= DIRECTION =
Read the lines that follow and pick out every one containing the word "title".

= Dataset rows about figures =

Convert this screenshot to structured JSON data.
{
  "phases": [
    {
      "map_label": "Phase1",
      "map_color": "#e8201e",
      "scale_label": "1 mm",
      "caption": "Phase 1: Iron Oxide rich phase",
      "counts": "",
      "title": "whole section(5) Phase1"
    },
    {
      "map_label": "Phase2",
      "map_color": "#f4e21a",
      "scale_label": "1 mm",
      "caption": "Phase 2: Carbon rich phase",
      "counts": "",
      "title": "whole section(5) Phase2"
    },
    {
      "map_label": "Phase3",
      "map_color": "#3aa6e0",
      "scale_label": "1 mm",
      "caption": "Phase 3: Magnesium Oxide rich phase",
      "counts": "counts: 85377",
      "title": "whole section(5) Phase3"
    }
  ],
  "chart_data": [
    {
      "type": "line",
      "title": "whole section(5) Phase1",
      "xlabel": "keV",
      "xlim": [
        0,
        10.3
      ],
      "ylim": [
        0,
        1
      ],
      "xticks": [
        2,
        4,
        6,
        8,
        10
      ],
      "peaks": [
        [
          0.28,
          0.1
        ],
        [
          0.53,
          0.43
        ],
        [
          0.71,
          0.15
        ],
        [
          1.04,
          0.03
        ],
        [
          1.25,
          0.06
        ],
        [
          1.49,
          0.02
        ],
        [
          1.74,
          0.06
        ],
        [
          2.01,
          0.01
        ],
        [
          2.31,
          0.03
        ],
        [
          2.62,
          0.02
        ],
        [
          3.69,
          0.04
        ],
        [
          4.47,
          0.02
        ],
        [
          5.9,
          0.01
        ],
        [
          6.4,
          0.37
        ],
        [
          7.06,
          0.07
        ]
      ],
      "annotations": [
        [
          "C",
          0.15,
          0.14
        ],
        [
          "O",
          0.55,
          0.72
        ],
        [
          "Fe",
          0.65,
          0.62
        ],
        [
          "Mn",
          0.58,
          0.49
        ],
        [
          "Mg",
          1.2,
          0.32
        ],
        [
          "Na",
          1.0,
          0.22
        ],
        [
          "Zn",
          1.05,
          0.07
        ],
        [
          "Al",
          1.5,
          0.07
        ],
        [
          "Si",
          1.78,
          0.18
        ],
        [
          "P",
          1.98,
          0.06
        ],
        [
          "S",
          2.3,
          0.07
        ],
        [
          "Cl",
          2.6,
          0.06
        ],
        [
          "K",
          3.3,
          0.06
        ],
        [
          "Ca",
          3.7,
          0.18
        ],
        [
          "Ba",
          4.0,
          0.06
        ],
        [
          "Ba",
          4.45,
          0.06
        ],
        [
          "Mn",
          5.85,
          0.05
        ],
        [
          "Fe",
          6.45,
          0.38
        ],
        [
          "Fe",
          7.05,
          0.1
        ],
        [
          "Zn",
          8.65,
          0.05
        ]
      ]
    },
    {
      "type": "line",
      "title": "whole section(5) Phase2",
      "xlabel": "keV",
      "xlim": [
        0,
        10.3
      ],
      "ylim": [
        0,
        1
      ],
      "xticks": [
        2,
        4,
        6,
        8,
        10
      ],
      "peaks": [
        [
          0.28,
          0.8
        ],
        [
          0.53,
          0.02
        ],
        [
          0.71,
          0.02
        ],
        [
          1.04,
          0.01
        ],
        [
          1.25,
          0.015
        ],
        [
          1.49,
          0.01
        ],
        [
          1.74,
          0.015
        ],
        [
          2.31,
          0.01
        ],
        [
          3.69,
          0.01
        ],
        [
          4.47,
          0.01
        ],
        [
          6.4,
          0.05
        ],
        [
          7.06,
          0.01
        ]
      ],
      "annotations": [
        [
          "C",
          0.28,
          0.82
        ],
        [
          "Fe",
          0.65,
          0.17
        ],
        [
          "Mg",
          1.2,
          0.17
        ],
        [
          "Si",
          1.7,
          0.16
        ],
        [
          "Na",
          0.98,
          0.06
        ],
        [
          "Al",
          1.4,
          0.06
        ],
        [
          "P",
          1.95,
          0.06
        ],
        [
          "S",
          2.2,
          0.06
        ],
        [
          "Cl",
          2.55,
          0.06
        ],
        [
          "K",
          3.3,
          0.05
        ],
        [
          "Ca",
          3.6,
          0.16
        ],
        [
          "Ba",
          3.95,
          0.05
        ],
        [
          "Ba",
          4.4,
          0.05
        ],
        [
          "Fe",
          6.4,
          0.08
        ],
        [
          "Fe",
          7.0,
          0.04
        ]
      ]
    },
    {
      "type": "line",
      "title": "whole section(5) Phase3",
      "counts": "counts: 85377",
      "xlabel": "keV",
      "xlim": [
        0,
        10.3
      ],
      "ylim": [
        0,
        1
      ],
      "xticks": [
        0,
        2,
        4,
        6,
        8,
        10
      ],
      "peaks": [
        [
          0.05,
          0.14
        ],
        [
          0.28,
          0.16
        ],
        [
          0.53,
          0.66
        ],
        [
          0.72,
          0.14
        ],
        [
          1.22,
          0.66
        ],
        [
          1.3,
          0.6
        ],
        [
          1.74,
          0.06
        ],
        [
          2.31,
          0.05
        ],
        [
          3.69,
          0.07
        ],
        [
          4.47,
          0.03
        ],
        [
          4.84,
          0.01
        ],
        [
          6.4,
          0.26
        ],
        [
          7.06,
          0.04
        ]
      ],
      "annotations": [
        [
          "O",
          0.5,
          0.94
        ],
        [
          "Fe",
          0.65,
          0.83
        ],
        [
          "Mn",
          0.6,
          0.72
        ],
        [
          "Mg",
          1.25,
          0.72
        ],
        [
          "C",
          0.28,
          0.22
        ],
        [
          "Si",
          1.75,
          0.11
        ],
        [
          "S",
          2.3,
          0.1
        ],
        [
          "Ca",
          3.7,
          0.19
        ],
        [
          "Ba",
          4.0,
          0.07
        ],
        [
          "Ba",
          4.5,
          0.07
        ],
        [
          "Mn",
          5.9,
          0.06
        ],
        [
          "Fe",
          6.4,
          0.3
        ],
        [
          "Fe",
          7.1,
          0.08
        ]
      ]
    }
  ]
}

= SOLUTION =
      "title": "whole section(5) Phase1"
      "title": "whole section(5) Phase2"
      "title": "whole section(5) Phase3"
      "title": "whole section(5) Phase1",
      "title": "whole section(5) Phase2",
      "title": "whole section(5) Phase3",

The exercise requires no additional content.